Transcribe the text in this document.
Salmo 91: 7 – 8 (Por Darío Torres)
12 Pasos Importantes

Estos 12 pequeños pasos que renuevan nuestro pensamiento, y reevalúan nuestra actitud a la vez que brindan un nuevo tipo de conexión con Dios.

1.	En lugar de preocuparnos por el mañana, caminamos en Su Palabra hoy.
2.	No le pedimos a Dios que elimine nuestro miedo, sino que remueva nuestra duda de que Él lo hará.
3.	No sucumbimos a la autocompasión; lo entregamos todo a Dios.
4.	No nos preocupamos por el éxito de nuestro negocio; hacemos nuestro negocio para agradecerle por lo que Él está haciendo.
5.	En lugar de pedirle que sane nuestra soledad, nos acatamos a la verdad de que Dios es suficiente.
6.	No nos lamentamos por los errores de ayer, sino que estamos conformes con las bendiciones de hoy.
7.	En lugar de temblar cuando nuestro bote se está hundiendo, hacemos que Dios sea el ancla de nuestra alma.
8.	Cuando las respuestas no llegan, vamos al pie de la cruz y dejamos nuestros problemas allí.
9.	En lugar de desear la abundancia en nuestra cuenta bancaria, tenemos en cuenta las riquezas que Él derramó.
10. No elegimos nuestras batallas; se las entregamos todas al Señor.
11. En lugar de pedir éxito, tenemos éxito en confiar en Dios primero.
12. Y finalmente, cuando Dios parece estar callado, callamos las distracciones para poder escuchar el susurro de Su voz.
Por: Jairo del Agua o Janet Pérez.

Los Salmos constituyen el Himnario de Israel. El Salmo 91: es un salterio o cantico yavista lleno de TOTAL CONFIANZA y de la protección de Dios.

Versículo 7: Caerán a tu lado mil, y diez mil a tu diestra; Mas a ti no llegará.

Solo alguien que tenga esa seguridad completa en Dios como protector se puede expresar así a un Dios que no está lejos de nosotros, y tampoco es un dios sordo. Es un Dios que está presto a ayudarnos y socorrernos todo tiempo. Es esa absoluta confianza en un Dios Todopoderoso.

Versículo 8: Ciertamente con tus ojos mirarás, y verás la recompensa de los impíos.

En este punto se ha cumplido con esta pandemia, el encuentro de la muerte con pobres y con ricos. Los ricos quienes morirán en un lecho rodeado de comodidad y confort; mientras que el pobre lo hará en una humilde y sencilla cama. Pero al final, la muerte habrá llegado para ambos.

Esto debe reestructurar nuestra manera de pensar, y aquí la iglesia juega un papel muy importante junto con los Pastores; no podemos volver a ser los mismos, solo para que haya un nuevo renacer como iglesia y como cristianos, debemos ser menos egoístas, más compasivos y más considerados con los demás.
• • • •
THE EXERCISE: Output all of the material exactly as written.

THE RESULT:
Transcribe the text in this document.
Salmo 91: 7 – 8 (Por Darío Torres)
12 Pasos Importantes

Estos 12 pequeños pasos que renuevan nuestro pensamiento, y reevalúan nuestra actitud a la vez que brindan un nuevo tipo de conexión con Dios.

1.	En lugar de preocuparnos por el mañana, caminamos en Su Palabra hoy.
2.	No le pedimos a Dios que elimine nuestro miedo, sino que remueva nuestra duda de que Él lo hará.
3.	No sucumbimos a la autocompasión; lo entregamos todo a Dios.
4.	No nos preocupamos por el éxito de nuestro negocio; hacemos nuestro negocio para agradecerle por lo que Él está haciendo.
5.	En lugar de pedirle que sane nuestra soledad, nos acatamos a la verdad de que Dios es suficiente.
6.	No nos lamentamos por los errores de ayer, sino que estamos conformes con las bendiciones de hoy.
7.	En lugar de temblar cuando nuestro bote se está hundiendo, hacemos que Dios sea el ancla de nuestra alma.
8.	Cuando las respuestas no llegan, vamos al pie de la cruz y dejamos nuestros problemas allí.
9.	En lugar de desear la abundancia en nuestra cuenta bancaria, tenemos en cuenta las riquezas que Él derramó.
10. No elegimos nuestras batallas; se las entregamos todas al Señor.
11. En lugar de pedir éxito, tenemos éxito en confiar en Dios primero.
12. Y finalmente, cuando Dios parece estar callado, callamos las distracciones para poder escuchar el susurro de Su voz.
Por: Jairo del Agua o Janet Pérez.

Los Salmos constituyen el Himnario de Israel. El Salmo 91: es un salterio o cantico yavista lleno de TOTAL CONFIANZA y de la protección de Dios.

Versículo 7: Caerán a tu lado mil, y diez mil a tu diestra; Mas a ti no llegará.

Solo alguien que tenga esa seguridad completa en Dios como protector se puede expresar así a un Dios que no está lejos de nosotros, y tampoco es un dios sordo. Es un Dios que está presto a ayudarnos y socorrernos todo tiempo. Es esa absoluta confianza en un Dios Todopoderoso.

Versículo 8: Ciertamente con tus ojos mirarás, y verás la recompensa de los impíos.

En este punto se ha cumplido con esta pandemia, el encuentro de la muerte con pobres y con ricos. Los ricos quienes morirán en un lecho rodeado de comodidad y confort; mientras que el pobre lo hará en una humilde y sencilla cama. Pero al final, la muerte habrá llegado para ambos.

Esto debe reestructurar nuestra manera de pensar, y aquí la iglesia juega un papel muy importante junto con los Pastores; no podemos volver a ser los mismos, solo para que haya un nuevo renacer como iglesia y como cristianos, debemos ser menos egoístas, más compasivos y más considerados con los demás.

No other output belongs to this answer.